Given exercise:
What is the number of lines in these entries that contain "Work"? State it alone.

Data provided:
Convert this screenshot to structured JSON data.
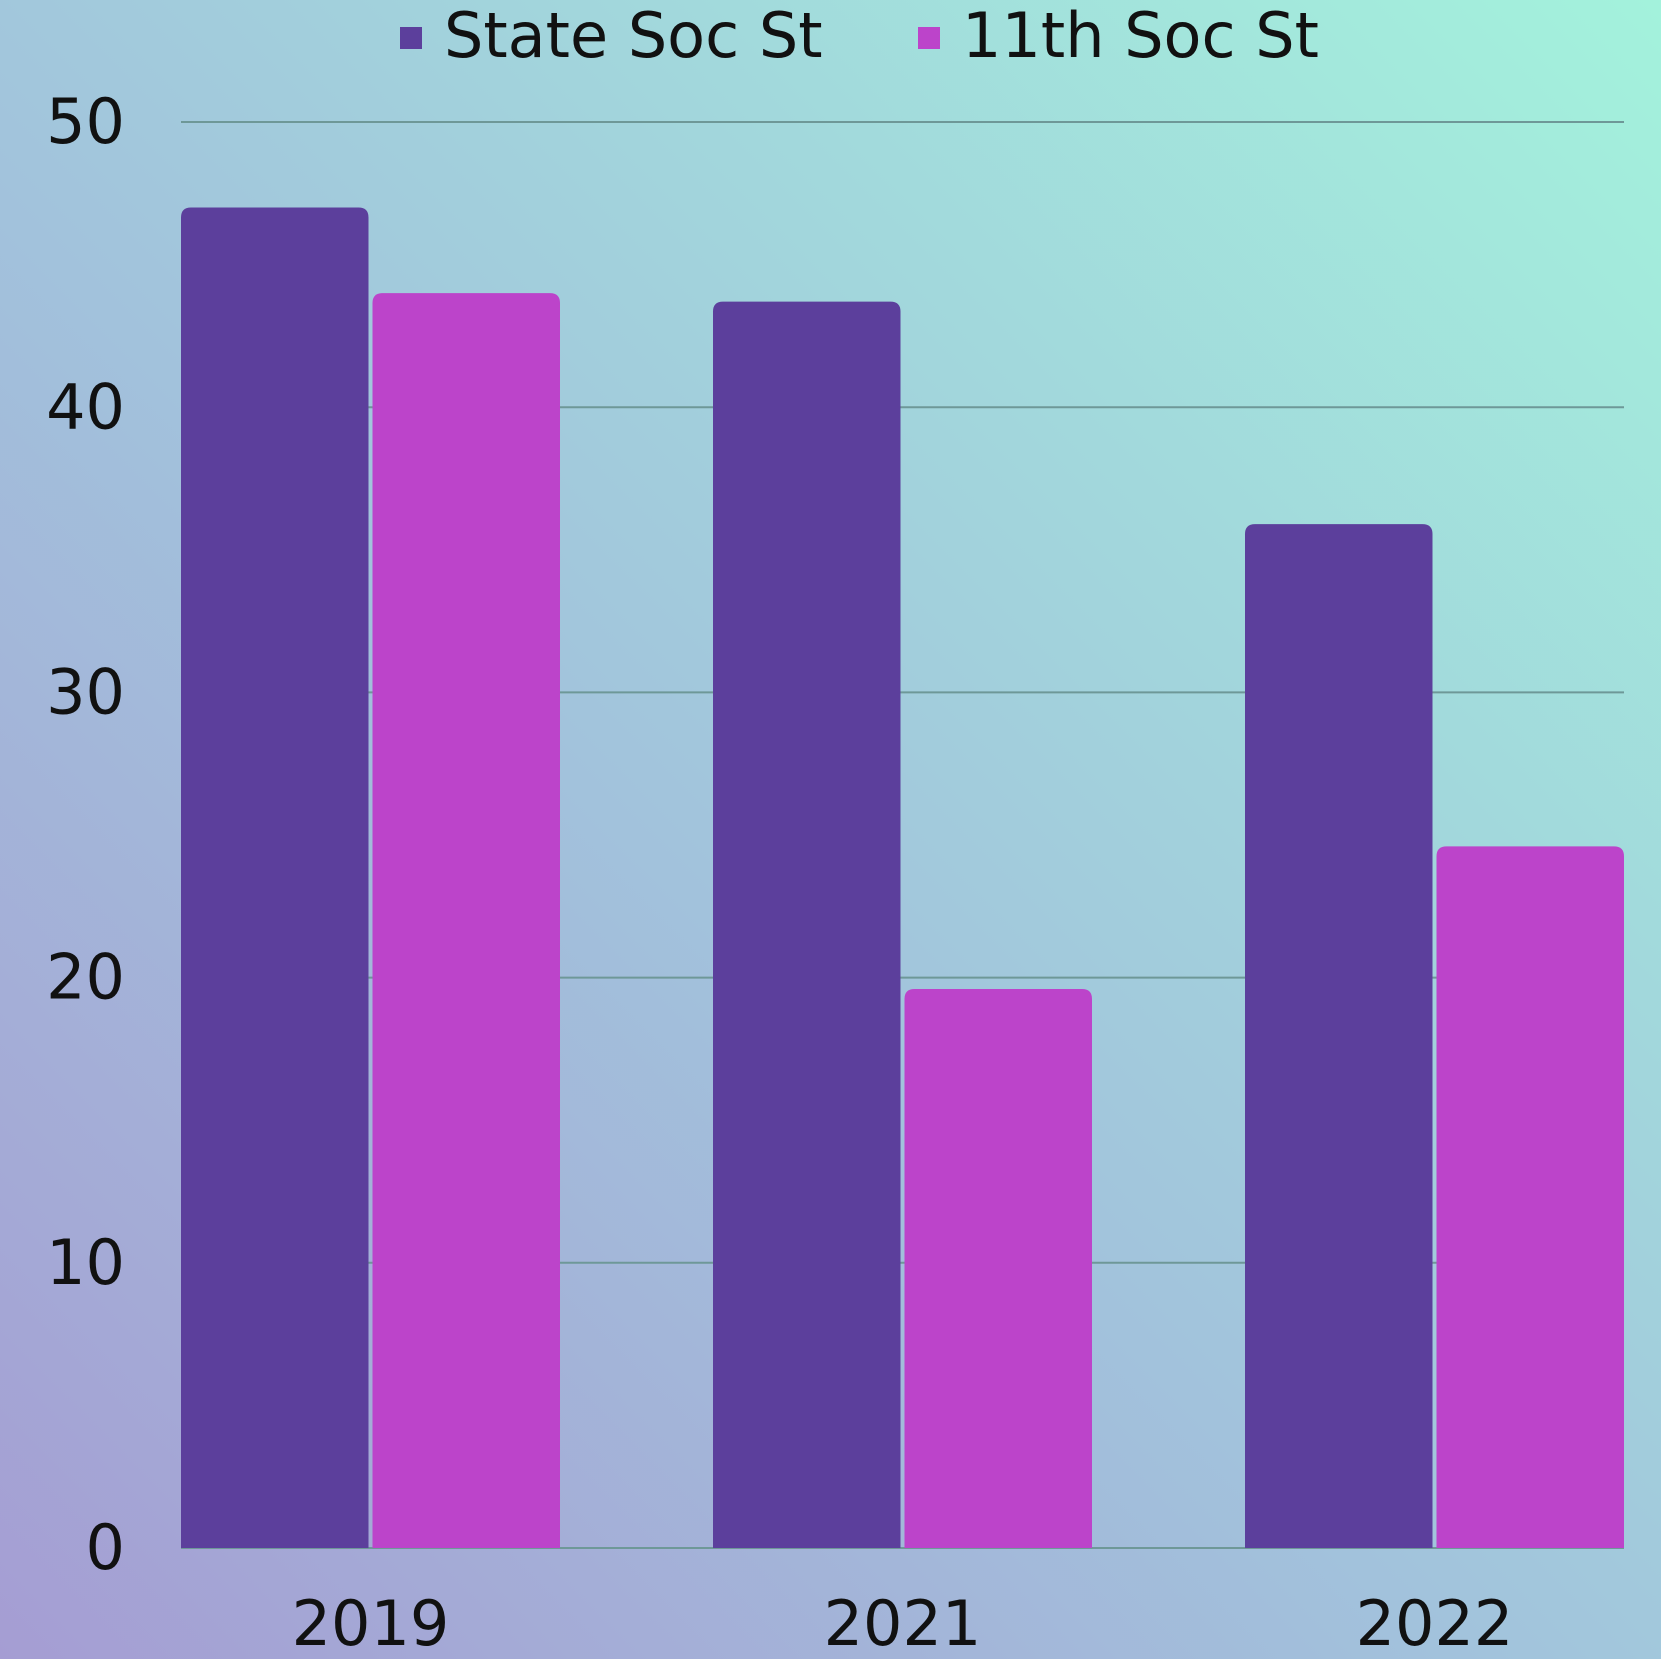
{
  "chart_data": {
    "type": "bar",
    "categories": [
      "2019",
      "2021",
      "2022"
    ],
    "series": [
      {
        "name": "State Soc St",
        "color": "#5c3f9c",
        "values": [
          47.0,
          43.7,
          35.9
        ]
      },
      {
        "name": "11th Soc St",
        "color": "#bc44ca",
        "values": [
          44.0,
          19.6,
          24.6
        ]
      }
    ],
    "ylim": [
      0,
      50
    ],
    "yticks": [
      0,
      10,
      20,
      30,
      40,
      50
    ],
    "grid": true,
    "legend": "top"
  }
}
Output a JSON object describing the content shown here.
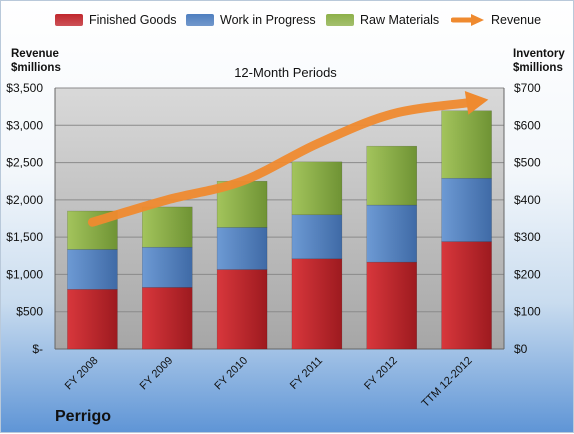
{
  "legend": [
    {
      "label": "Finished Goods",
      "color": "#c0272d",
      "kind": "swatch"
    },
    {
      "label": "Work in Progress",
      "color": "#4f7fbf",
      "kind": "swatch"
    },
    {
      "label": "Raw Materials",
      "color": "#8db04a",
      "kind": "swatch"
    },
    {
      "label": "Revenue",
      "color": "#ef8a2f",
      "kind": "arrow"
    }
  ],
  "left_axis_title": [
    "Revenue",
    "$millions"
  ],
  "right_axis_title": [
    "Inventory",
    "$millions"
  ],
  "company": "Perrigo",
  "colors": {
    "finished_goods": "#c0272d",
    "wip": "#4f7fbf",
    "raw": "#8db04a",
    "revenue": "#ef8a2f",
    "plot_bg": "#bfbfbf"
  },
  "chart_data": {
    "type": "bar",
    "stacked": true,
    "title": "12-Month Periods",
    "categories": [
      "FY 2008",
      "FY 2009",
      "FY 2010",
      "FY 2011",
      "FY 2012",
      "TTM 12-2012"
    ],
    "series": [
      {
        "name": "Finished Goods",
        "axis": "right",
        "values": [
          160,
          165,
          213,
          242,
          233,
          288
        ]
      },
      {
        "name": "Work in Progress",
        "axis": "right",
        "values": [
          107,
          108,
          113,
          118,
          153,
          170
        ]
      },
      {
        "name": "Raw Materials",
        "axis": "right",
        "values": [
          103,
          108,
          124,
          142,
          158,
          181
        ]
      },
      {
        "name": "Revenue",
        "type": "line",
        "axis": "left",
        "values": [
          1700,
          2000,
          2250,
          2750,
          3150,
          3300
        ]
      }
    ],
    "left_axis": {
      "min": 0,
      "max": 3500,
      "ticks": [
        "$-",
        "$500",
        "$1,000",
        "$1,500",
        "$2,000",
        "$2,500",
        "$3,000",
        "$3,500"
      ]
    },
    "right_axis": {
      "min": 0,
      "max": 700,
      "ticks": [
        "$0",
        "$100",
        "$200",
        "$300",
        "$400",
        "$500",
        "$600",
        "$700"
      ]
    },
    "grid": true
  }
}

--

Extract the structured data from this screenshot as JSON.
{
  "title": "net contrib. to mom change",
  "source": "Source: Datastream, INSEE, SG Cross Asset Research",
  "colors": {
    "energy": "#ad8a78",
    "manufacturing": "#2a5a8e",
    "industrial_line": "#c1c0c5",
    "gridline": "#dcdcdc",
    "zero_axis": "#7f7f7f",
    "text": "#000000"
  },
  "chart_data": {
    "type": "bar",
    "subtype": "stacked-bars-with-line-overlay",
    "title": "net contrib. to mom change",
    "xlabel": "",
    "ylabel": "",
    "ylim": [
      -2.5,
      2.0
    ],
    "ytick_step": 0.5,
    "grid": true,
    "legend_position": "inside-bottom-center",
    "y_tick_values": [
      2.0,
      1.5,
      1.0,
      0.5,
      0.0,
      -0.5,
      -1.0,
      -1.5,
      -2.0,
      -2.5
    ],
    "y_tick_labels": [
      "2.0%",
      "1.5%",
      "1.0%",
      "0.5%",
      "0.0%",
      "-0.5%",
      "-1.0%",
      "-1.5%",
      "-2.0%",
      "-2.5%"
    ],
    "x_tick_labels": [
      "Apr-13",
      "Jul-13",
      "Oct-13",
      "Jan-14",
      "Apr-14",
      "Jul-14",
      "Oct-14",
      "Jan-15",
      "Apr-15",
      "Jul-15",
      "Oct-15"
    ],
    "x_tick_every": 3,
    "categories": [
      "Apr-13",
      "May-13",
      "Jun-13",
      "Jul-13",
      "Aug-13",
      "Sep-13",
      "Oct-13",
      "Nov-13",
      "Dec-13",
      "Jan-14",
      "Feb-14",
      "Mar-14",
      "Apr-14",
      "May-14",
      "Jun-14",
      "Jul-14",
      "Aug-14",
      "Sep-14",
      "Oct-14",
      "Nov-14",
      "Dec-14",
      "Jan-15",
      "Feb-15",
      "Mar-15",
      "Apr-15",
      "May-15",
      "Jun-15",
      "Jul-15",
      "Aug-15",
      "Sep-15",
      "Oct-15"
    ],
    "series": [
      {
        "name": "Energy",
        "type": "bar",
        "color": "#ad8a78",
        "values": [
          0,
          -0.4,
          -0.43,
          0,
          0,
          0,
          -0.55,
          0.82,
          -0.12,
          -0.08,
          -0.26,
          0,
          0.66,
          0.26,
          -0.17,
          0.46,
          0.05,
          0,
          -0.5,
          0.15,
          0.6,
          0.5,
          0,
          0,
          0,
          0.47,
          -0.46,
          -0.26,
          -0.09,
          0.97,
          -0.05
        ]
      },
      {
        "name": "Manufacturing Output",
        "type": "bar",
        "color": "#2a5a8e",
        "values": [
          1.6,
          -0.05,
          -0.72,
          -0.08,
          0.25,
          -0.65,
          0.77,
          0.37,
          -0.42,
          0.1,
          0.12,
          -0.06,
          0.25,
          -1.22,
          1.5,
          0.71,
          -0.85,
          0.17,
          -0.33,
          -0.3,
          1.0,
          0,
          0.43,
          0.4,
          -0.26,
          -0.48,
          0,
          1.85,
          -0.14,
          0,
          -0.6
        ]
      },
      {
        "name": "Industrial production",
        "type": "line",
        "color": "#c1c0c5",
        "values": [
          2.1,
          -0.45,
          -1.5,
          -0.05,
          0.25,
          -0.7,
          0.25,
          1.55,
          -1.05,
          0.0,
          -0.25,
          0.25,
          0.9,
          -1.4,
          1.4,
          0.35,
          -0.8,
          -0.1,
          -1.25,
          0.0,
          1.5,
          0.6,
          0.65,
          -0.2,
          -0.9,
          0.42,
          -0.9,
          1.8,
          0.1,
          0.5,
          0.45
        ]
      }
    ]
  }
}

Complete response:
2